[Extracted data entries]
_ _ _ _ _

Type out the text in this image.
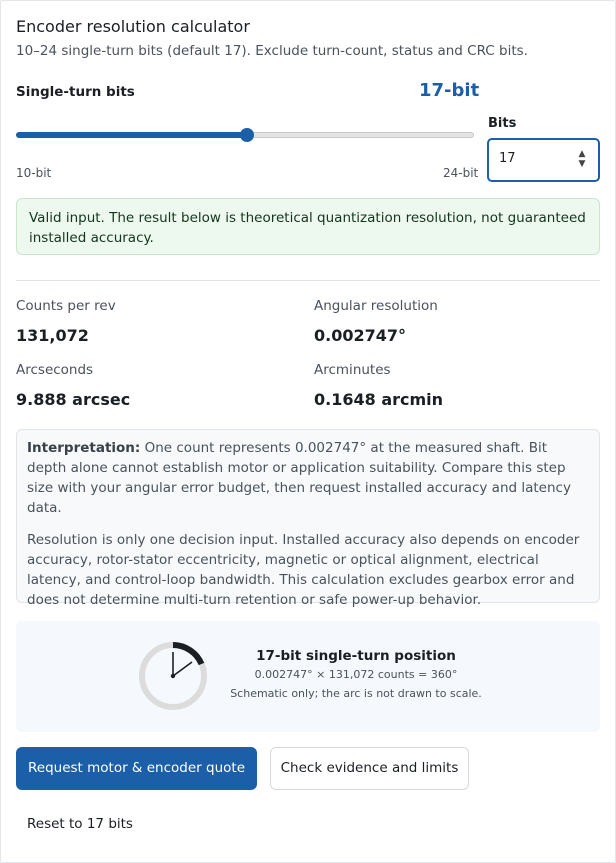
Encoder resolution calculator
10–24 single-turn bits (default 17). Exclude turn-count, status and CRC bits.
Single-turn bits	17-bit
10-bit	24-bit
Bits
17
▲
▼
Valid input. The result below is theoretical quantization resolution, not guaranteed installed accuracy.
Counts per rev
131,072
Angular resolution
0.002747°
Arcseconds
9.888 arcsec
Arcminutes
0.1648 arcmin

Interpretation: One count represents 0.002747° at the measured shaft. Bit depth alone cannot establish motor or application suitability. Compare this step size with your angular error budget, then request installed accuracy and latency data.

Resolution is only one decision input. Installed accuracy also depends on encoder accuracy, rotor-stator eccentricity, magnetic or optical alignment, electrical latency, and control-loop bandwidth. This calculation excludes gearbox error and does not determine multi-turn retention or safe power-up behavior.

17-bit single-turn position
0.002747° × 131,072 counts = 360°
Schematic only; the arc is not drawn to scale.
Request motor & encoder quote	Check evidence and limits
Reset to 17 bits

_ _ _ _ _

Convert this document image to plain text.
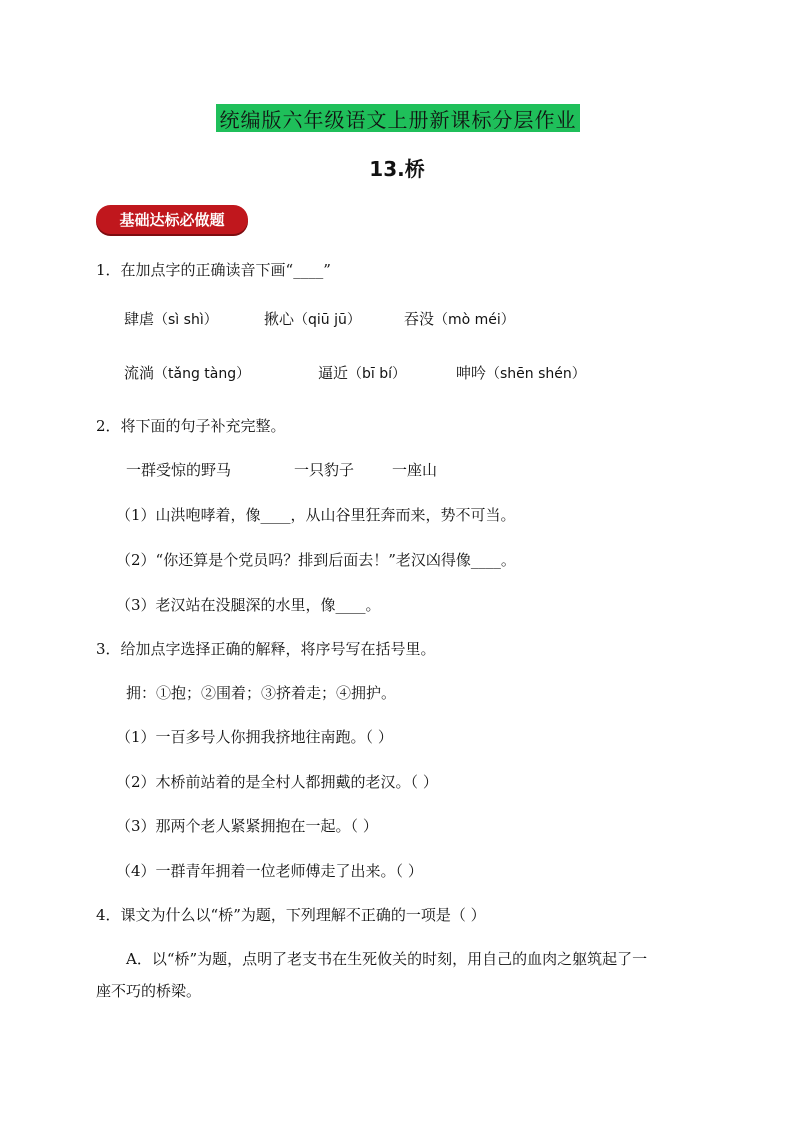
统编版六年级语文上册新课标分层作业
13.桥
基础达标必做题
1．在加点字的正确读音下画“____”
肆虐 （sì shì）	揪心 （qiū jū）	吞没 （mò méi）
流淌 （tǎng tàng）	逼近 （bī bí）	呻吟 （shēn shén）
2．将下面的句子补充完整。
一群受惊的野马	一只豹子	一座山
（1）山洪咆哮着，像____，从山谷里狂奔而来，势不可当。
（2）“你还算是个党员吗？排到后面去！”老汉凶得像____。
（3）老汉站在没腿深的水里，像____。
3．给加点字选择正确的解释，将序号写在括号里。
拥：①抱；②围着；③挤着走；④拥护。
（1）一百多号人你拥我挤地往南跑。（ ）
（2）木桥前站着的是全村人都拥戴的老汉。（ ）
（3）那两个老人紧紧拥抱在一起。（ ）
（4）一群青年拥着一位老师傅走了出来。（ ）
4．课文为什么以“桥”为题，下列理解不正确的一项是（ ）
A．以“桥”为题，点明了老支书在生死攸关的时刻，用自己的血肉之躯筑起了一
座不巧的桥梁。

_ _ _ _ _

▸ What is asked
Copy each line of the records that contains the word "text".

▸ Final result
Type out the text in this image.
Convert this document image to plain text.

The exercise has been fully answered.